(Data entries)

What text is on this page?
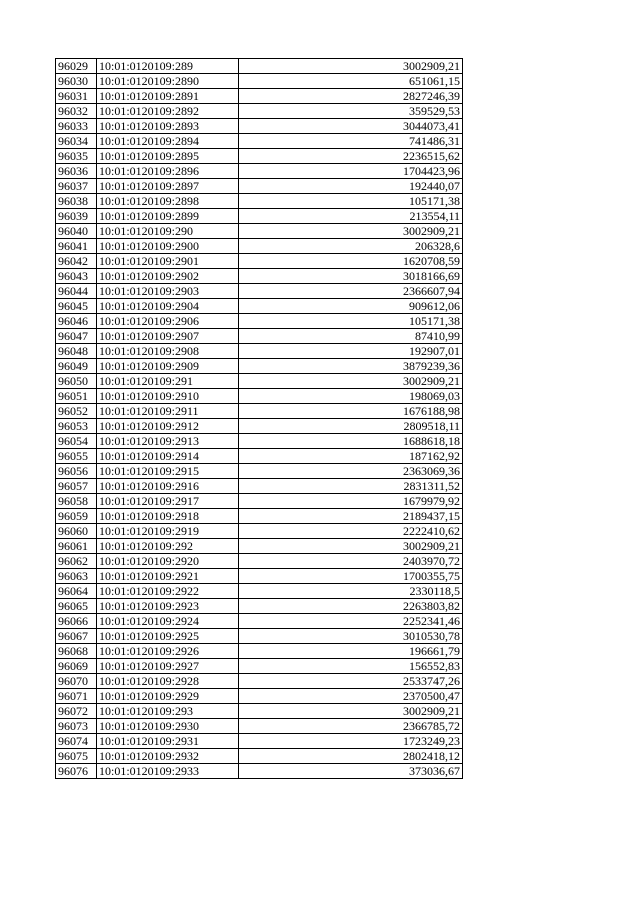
96029	10:01:0120109:289	3002909,21
96030	10:01:0120109:2890	651061,15
96031	10:01:0120109:2891	2827246,39
96032	10:01:0120109:2892	359529,53
96033	10:01:0120109:2893	3044073,41
96034	10:01:0120109:2894	741486,31
96035	10:01:0120109:2895	2236515,62
96036	10:01:0120109:2896	1704423,96
96037	10:01:0120109:2897	192440,07
96038	10:01:0120109:2898	105171,38
96039	10:01:0120109:2899	213554,11
96040	10:01:0120109:290	3002909,21
96041	10:01:0120109:2900	206328,6
96042	10:01:0120109:2901	1620708,59
96043	10:01:0120109:2902	3018166,69
96044	10:01:0120109:2903	2366607,94
96045	10:01:0120109:2904	909612,06
96046	10:01:0120109:2906	105171,38
96047	10:01:0120109:2907	87410,99
96048	10:01:0120109:2908	192907,01
96049	10:01:0120109:2909	3879239,36
96050	10:01:0120109:291	3002909,21
96051	10:01:0120109:2910	198069,03
96052	10:01:0120109:2911	1676188,98
96053	10:01:0120109:2912	2809518,11
96054	10:01:0120109:2913	1688618,18
96055	10:01:0120109:2914	187162,92
96056	10:01:0120109:2915	2363069,36
96057	10:01:0120109:2916	2831311,52
96058	10:01:0120109:2917	1679979,92
96059	10:01:0120109:2918	2189437,15
96060	10:01:0120109:2919	2222410,62
96061	10:01:0120109:292	3002909,21
96062	10:01:0120109:2920	2403970,72
96063	10:01:0120109:2921	1700355,75
96064	10:01:0120109:2922	2330118,5
96065	10:01:0120109:2923	2263803,82
96066	10:01:0120109:2924	2252341,46
96067	10:01:0120109:2925	3010530,78
96068	10:01:0120109:2926	196661,79
96069	10:01:0120109:2927	156552,83
96070	10:01:0120109:2928	2533747,26
96071	10:01:0120109:2929	2370500,47
96072	10:01:0120109:293	3002909,21
96073	10:01:0120109:2930	2366785,72
96074	10:01:0120109:2931	1723249,23
96075	10:01:0120109:2932	2802418,12
96076	10:01:0120109:2933	373036,67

:: What to work on ::
Copy every line above word for word and exclude the pictures.

:: Solved exercise ::
What text is on this page?
96029	10:01:0120109:289	3002909,21
96030	10:01:0120109:2890	651061,15
96031	10:01:0120109:2891	2827246,39
96032	10:01:0120109:2892	359529,53
96033	10:01:0120109:2893	3044073,41
96034	10:01:0120109:2894	741486,31
96035	10:01:0120109:2895	2236515,62
96036	10:01:0120109:2896	1704423,96
96037	10:01:0120109:2897	192440,07
96038	10:01:0120109:2898	105171,38
96039	10:01:0120109:2899	213554,11
96040	10:01:0120109:290	3002909,21
96041	10:01:0120109:2900	206328,6
96042	10:01:0120109:2901	1620708,59
96043	10:01:0120109:2902	3018166,69
96044	10:01:0120109:2903	2366607,94
96045	10:01:0120109:2904	909612,06
96046	10:01:0120109:2906	105171,38
96047	10:01:0120109:2907	87410,99
96048	10:01:0120109:2908	192907,01
96049	10:01:0120109:2909	3879239,36
96050	10:01:0120109:291	3002909,21
96051	10:01:0120109:2910	198069,03
96052	10:01:0120109:2911	1676188,98
96053	10:01:0120109:2912	2809518,11
96054	10:01:0120109:2913	1688618,18
96055	10:01:0120109:2914	187162,92
96056	10:01:0120109:2915	2363069,36
96057	10:01:0120109:2916	2831311,52
96058	10:01:0120109:2917	1679979,92
96059	10:01:0120109:2918	2189437,15
96060	10:01:0120109:2919	2222410,62
96061	10:01:0120109:292	3002909,21
96062	10:01:0120109:2920	2403970,72
96063	10:01:0120109:2921	1700355,75
96064	10:01:0120109:2922	2330118,5
96065	10:01:0120109:2923	2263803,82
96066	10:01:0120109:2924	2252341,46
96067	10:01:0120109:2925	3010530,78
96068	10:01:0120109:2926	196661,79
96069	10:01:0120109:2927	156552,83
96070	10:01:0120109:2928	2533747,26
96071	10:01:0120109:2929	2370500,47
96072	10:01:0120109:293	3002909,21
96073	10:01:0120109:2930	2366785,72
96074	10:01:0120109:2931	1723249,23
96075	10:01:0120109:2932	2802418,12
96076	10:01:0120109:2933	373036,67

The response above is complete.